— START SOURCE DOCUMENT —

The THREATS framework is a standalone seven-category crisis protection system with four response protocols. THREATS stands for Turnovers, Hacks, Reputation, Economic disruption, Actions, Trouble, and Surprises. Unlike the other eight frameworks which score your readiness, THREATS protects your readiness score from being destroyed by a crisis that hits during your preparation window or active sale process.

Why is crisis protection different from the other Exit Ratio 360 frameworks?

All other frameworks build your readiness score. The THREATS framework protects it. Your other frameworks are the engine of your exit value — THREATS is the insurance that keeps that engine from being destroyed before you close. A business with a 290-point score and no crisis protocols is more vulnerable than a business with a 250-point score and documented response plans for every major threat category.

What are the seven threat categories in the THREATS framework?

The seven categories are Turnovers — key people leaving; Hacks — cybersecurity and data breach events; Reputation — PR crises and public perception events; Economic disruption — market downturns and cash flow shocks; Actions — legal and regulatory challenges; Trouble — operational failures and internal disruptions; and Surprises — unexpected events that fall outside the other six categories. Each requires its own documented response protocol.

How does the four-tier response protocol work in the THREATS framework?

The four tiers are: monitor the indicators so you see the threat coming; alert trigger with a 72-hour response protocol that activates when the indicator crosses a threshold; emergency escalation plan for situations that require outside resources or leadership intervention; and assigned owner who is responsible for executing each tier. Every category needs all four tiers documented, tested, and assigned before a crisis occurs.

What is the “it will never happen to us” syndrome in the THREATS framework?

The “it will never happen to us” syndrome is the most common reason business owners skip crisis planning. Business owners with strong businesses often feel protected by their track record. The THREATS framework addresses this directly — every major threat category is documented and tested regardless of the owner’s confidence level, because crises arrive without warning and buyers evaluate whether you have a plan before they close.

How does crisis preparedness affect the business sale process?

— END SOURCE DOCUMENT —

> _GIVEN PROBLEM_
Continue the THREATS framework text from the point where it ends. The records that come next are unrelated material and are separate from the THREATS framework text.

— START EXTRACTED ENTRIES —

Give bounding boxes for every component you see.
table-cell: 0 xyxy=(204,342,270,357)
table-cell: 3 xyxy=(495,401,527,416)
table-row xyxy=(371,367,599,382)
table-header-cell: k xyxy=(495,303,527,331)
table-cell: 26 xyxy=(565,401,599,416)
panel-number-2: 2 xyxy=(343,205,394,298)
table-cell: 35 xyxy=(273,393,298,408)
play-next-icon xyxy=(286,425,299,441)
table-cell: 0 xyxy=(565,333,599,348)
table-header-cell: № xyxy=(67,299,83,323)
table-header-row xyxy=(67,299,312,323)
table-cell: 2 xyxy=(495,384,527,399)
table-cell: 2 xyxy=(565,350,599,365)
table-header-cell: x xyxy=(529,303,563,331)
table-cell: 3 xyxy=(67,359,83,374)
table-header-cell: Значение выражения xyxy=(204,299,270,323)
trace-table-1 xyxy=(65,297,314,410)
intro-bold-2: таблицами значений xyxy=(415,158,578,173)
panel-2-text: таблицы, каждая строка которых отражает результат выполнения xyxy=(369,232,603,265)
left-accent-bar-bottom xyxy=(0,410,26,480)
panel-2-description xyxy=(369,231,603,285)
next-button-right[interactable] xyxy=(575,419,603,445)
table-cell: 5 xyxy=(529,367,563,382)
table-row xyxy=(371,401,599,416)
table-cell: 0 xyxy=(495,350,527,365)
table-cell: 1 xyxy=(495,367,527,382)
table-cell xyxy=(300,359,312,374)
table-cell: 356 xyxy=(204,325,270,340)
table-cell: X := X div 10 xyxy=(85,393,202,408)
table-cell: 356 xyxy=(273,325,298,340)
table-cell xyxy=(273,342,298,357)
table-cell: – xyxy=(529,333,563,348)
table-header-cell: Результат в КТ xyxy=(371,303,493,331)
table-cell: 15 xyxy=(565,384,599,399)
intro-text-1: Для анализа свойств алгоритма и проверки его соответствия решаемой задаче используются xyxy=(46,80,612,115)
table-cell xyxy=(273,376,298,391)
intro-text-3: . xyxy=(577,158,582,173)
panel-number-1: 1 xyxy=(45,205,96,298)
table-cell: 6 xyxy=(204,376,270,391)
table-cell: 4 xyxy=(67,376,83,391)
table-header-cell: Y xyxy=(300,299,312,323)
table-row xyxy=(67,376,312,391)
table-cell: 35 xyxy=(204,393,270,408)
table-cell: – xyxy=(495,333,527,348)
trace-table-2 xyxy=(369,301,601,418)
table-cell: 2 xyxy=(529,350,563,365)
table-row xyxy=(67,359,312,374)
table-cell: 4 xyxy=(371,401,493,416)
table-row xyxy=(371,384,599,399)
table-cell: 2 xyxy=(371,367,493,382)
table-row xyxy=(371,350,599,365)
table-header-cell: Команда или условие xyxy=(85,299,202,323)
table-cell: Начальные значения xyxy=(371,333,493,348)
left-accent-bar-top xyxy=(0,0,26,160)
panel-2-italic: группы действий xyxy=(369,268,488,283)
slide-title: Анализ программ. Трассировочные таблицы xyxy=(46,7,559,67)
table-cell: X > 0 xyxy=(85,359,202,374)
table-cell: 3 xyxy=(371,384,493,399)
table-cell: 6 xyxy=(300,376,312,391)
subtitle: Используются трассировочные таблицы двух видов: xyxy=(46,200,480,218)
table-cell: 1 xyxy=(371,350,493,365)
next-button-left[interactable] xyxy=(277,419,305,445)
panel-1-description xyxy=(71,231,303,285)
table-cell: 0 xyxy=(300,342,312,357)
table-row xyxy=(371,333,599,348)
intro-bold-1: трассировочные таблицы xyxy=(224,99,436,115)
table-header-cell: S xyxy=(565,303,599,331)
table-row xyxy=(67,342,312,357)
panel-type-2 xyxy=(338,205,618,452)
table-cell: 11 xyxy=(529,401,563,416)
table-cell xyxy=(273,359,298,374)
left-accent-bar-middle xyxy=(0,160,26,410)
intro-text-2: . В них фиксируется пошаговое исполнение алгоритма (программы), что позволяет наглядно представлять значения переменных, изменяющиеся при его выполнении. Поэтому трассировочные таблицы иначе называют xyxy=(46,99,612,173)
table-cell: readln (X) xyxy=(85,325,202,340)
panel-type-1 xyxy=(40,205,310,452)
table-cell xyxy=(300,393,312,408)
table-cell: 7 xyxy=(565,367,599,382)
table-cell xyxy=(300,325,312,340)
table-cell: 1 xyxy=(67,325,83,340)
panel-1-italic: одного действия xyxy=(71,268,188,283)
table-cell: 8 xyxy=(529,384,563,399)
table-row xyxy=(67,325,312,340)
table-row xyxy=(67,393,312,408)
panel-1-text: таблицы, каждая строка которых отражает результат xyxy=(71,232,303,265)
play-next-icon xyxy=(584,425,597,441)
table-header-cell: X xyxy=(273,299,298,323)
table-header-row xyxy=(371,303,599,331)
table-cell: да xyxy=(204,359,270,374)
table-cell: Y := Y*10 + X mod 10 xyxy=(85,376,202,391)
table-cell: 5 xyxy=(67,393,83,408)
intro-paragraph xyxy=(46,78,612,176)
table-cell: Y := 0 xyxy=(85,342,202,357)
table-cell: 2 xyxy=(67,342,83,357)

— END EXTRACTED ENTRIES —

> _EXERCISE OUTPUT_
Buyers know they may own the business from another state or country. They will ask directly about contingency plans for key people leaving, major client disruption, cash flow problems, and regulatory changes. An owner who can say “we have documented response protocols and we run red team exercises quarterly” is presenting an A-plus level business. An owner who says “I will figure it out” is handing buyers a reason to reduce the multiple or walk.

What is a red team exercise in the THREATS framework?

A red team exercise in the THREATS framework means assigning a simulated crisis event — drawn from your documented threat categories — to your management team while the owner is physically absent and unavailable. The team executes the response protocol, documents what worked and what failed, and the results are recorded. Over time these exercises build a history of documented crisis responses that buyers can review as evidence of organizational resilience.

How does a cybersecurity breach affect a business sale?

A cybersecurity breach that occurs during an active sale process can kill the deal entirely. Buyers will find it in due diligence. If there is no documented incident response plan, no evidence of preventive security measures, and no recovery protocol, buyers interpret it as both a current liability and a signal of operational immaturity. Documented cybersecurity protocols and incident response plans are increasingly required in mid-market M&A due diligence.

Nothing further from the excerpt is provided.